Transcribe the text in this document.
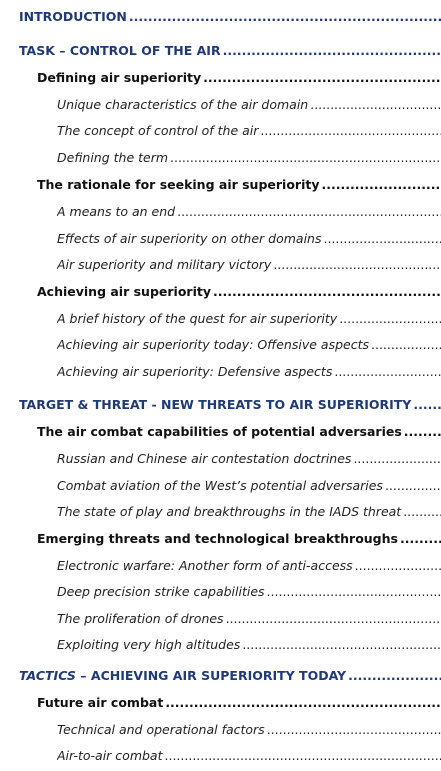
INTRODUCTION
.....
TASK – CONTROL OF THE AIR
.....
Defining air superiority
.....
Unique characteristics of the air domain
.....
The concept of control of the air
.....
Defining the term
.....
The rationale for seeking air superiority
.....
A means to an end
.....
Effects of air superiority on other domains
.....
Air superiority and military victory
.....
Achieving air superiority
.....
A brief history of the quest for air superiority
.....
Achieving air superiority today: Offensive aspects
.....
Achieving air superiority: Defensive aspects
.....
TARGET & THREAT - NEW THREATS TO AIR SUPERIORITY
.....
The air combat capabilities of potential adversaries
.....
Russian and Chinese air contestation doctrines
.....
Combat aviation of the West’s potential adversaries
.....
The state of play and breakthroughs in the IADS threat
.....
Emerging threats and technological breakthroughs
.....
Electronic warfare: Another form of anti-access
.....
Deep precision strike capabilities
.....
The proliferation of drones
.....
Exploiting very high altitudes
.....
TACTICS – ACHIEVING AIR SUPERIORITY TODAY
.....
Future air combat
.....
Technical and operational factors
.....
Air-to-air combat
.....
◆ ◆ ◆ ◆ ◆
Reproduce each record from above exactly; pictures do not belong in the copy.

Transcribe the text in this document.
INTRODUCTION
.....
TASK – CONTROL OF THE AIR
.....
Defining air superiority
.....
Unique characteristics of the air domain
.....
The concept of control of the air
.....
Defining the term
.....
The rationale for seeking air superiority
.....
A means to an end
.....
Effects of air superiority on other domains
.....
Air superiority and military victory
.....
Achieving air superiority
.....
A brief history of the quest for air superiority
.....
Achieving air superiority today: Offensive aspects
.....
Achieving air superiority: Defensive aspects
.....
TARGET & THREAT - NEW THREATS TO AIR SUPERIORITY
.....
The air combat capabilities of potential adversaries
.....
Russian and Chinese air contestation doctrines
.....
Combat aviation of the West’s potential adversaries
.....
The state of play and breakthroughs in the IADS threat
.....
Emerging threats and technological breakthroughs
.....
Electronic warfare: Another form of anti-access
.....
Deep precision strike capabilities
.....
The proliferation of drones
.....
Exploiting very high altitudes
.....
TACTICS – ACHIEVING AIR SUPERIORITY TODAY
.....
Future air combat
.....
Technical and operational factors
.....
Air-to-air combat
.....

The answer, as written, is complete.